— Task statement —
Filter the records below down to lines containing "Austerlitz".

══ Data in this exercise ══

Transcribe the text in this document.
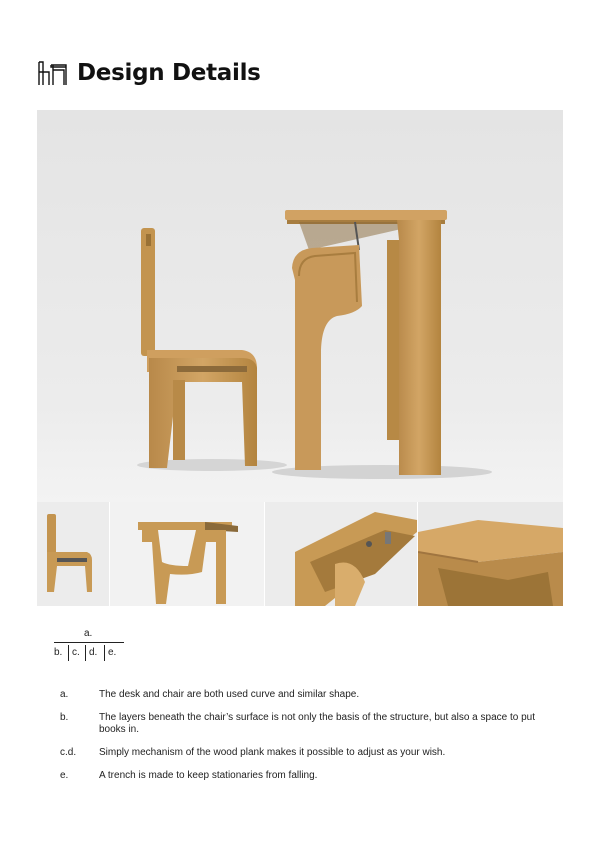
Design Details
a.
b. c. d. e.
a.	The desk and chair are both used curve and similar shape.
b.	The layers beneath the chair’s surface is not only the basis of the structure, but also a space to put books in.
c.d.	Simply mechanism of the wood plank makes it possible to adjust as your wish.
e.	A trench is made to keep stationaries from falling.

═══
══ Data in this exercise ══

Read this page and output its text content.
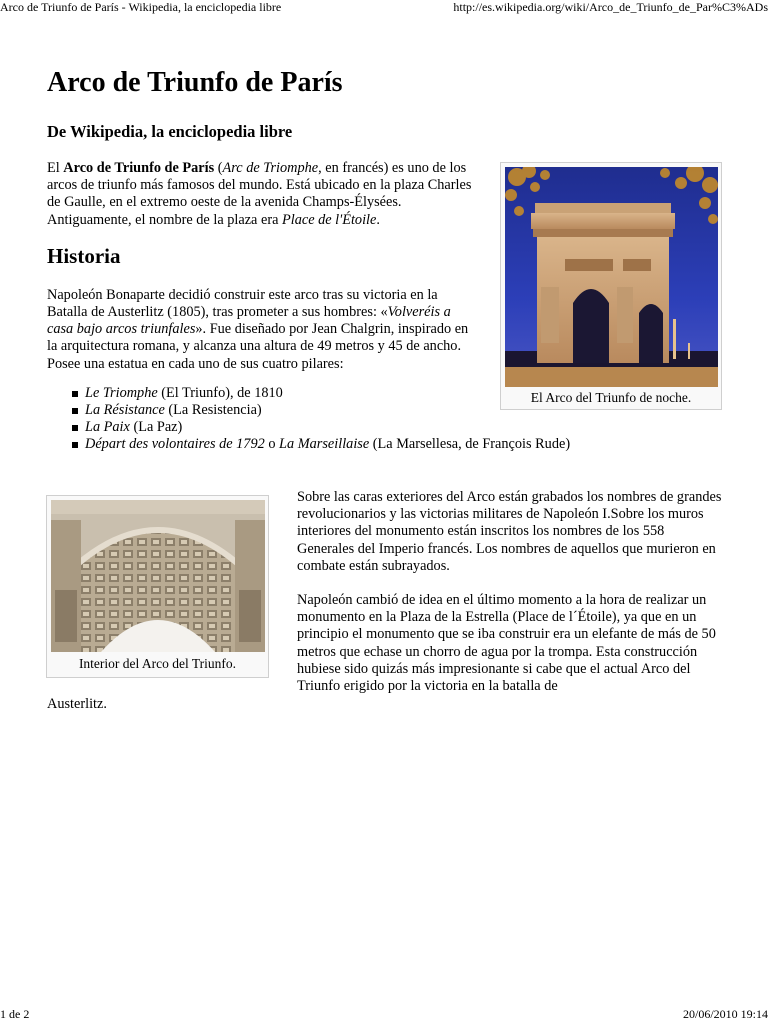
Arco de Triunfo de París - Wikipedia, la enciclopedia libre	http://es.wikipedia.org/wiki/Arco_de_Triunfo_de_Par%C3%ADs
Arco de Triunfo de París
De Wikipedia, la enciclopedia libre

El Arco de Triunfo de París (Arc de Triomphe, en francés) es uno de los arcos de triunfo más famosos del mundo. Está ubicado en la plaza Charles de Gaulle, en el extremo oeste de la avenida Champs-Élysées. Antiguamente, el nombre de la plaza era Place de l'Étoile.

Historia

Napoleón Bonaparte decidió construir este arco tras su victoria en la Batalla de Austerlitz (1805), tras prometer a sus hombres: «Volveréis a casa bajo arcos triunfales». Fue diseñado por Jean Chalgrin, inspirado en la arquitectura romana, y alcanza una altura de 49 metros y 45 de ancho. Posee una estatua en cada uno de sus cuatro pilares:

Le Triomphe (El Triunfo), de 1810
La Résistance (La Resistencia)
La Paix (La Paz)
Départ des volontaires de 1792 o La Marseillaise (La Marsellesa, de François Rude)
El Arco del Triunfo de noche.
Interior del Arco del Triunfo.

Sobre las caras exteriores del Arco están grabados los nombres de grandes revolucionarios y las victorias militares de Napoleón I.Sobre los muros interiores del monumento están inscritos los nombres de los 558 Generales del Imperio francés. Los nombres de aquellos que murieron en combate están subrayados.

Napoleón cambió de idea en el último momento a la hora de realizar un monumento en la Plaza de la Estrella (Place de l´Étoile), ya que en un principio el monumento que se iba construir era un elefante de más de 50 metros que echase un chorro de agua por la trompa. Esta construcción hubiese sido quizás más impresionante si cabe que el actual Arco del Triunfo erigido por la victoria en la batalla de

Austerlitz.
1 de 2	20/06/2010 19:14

═══

— Output of the exercise —
Napoleón Bonaparte decidió construir este arco tras su victoria en la Batalla de Austerlitz (1805), tras prometer a sus hombres: «Volveréis a casa bajo arcos triunfales». Fue diseñado por Jean Chalgrin, inspirado en la arquitectura romana, y alcanza una altura de 49 metros y 45 de ancho. Posee una estatua en cada uno de sus cuatro pilares:
Austerlitz.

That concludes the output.